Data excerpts
◇ ◇ ◇ ◇ ◇
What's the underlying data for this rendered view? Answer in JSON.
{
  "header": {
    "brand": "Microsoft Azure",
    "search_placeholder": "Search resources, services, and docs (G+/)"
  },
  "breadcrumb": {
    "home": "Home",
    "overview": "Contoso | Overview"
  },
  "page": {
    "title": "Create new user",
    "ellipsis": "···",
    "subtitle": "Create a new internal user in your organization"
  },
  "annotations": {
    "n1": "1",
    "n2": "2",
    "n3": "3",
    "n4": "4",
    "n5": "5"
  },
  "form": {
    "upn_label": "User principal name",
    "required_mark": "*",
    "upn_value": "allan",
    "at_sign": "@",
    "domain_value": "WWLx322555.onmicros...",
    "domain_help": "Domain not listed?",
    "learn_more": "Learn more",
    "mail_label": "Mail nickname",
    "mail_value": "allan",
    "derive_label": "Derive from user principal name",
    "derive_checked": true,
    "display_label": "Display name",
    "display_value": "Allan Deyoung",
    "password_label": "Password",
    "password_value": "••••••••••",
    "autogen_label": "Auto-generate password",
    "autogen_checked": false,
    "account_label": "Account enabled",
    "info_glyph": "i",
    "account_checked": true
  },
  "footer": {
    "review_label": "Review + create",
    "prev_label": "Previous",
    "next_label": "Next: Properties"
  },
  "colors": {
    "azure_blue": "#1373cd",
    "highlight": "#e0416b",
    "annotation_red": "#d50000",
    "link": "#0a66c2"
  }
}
◇ ◇ ◇ ◇ ◇
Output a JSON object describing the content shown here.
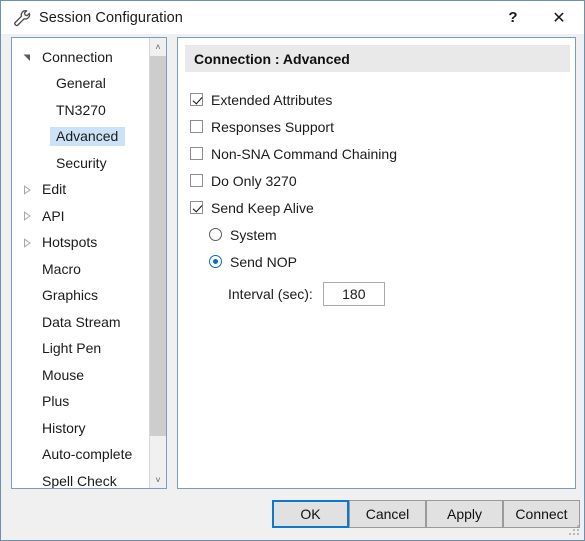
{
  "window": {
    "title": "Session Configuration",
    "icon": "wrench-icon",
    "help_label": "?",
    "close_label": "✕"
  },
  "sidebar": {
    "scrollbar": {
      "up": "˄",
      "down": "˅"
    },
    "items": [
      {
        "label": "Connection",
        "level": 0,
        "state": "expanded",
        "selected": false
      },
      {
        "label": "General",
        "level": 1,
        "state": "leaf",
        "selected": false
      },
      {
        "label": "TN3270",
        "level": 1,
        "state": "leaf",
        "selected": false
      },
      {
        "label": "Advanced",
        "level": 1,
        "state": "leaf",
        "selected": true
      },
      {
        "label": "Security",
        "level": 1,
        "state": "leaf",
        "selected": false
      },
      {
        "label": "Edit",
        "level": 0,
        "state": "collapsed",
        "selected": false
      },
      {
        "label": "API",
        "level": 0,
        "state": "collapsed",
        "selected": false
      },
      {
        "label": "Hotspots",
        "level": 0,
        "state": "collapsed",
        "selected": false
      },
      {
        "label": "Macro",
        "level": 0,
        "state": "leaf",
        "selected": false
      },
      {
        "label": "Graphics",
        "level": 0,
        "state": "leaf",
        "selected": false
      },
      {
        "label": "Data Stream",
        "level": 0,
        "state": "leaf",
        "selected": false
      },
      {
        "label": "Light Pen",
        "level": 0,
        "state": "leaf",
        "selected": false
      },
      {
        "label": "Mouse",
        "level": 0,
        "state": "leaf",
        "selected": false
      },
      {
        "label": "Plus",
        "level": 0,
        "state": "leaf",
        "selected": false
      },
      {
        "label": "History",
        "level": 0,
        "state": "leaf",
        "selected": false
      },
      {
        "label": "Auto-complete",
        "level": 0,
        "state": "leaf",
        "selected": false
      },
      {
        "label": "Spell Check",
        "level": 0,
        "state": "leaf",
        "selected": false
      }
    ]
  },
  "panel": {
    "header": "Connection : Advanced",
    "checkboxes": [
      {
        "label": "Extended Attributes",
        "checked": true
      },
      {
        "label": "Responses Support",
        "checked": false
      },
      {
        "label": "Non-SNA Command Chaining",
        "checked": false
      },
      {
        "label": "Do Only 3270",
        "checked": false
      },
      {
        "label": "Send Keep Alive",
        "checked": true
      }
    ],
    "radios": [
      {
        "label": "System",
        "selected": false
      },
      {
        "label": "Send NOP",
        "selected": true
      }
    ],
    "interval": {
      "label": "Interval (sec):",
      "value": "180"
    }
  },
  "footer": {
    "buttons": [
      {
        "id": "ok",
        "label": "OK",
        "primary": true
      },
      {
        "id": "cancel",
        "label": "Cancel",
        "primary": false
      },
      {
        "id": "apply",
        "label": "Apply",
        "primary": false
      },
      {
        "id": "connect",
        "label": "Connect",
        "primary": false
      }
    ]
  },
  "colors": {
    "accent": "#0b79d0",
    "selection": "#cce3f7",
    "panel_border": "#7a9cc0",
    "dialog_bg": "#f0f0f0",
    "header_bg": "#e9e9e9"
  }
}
◇ ◇ ◇ ◇ ◇
#### [Work to be completed]
Which lines hold the string "JSON"? Copy all of them from the data above.

#### [Solution to the problem]
What's the underlying data for this rendered view? Answer in JSON.
Output a JSON object describing the content shown here.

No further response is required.